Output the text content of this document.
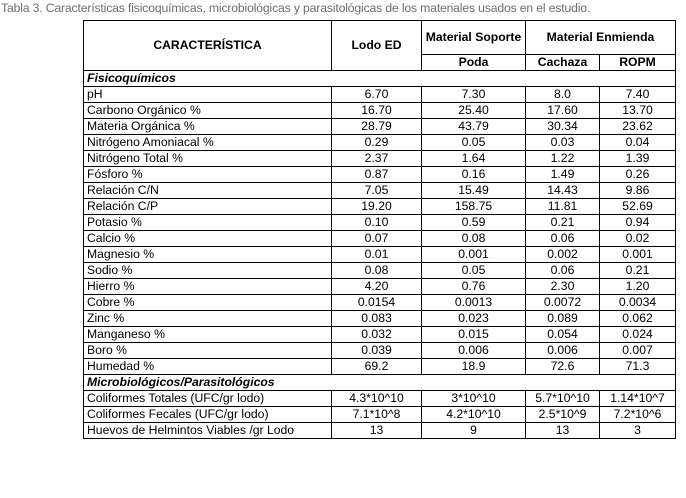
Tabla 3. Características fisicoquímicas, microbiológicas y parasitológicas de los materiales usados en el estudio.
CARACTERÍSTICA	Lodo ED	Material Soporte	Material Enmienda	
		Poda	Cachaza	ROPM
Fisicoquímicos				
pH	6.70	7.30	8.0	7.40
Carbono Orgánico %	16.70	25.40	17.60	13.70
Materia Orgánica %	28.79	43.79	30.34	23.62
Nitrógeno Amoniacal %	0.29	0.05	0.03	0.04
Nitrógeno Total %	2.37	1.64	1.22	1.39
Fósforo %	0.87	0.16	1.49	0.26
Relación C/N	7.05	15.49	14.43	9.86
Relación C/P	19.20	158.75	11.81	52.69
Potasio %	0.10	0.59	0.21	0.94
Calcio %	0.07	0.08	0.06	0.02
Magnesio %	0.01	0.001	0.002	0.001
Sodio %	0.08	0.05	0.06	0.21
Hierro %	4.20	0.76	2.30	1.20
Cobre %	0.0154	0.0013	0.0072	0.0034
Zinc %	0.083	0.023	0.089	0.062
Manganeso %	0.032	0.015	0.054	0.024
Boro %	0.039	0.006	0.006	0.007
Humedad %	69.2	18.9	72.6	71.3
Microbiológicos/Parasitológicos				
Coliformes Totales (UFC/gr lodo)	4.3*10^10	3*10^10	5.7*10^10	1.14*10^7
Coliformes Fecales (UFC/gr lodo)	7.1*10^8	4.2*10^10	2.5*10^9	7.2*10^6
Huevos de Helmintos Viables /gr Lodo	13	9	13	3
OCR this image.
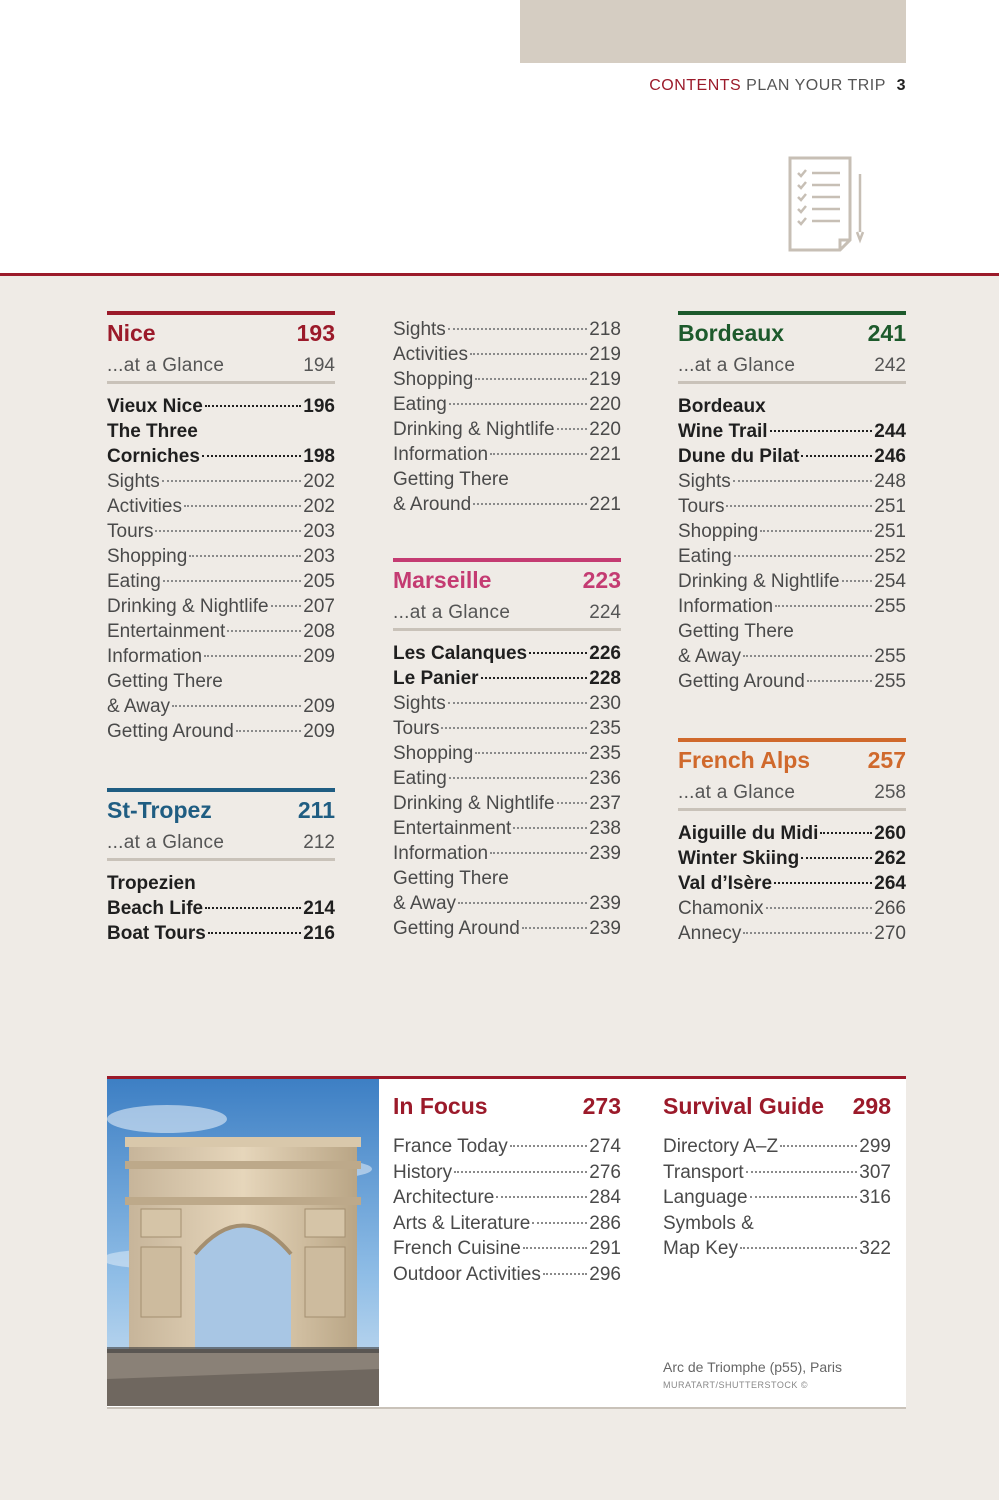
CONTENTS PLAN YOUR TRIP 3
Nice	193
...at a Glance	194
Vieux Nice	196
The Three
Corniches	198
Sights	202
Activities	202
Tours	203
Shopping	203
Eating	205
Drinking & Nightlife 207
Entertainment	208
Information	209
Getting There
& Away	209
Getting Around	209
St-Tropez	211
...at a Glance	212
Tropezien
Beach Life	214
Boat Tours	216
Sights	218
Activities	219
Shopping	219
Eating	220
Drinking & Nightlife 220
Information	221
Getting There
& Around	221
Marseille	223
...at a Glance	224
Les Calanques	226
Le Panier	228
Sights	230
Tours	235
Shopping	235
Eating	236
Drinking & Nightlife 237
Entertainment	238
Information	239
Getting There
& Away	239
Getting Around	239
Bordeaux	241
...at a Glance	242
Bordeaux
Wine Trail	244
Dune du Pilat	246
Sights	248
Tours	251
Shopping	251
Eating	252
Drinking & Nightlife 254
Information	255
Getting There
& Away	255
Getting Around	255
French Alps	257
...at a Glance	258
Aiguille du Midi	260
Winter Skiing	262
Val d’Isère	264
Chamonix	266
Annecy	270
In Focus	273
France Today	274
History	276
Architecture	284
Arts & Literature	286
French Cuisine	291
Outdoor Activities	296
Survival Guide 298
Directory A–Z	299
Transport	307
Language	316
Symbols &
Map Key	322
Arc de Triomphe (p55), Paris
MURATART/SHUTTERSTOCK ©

= = = =

WRITTEN REQUEST:
Copy every line in the records above that contains the word "Relación".

THE RESPONSE:
Relación C/N	7.05	15.49	14.43	9.86
Relación C/P	19.20	158.75	11.81	52.69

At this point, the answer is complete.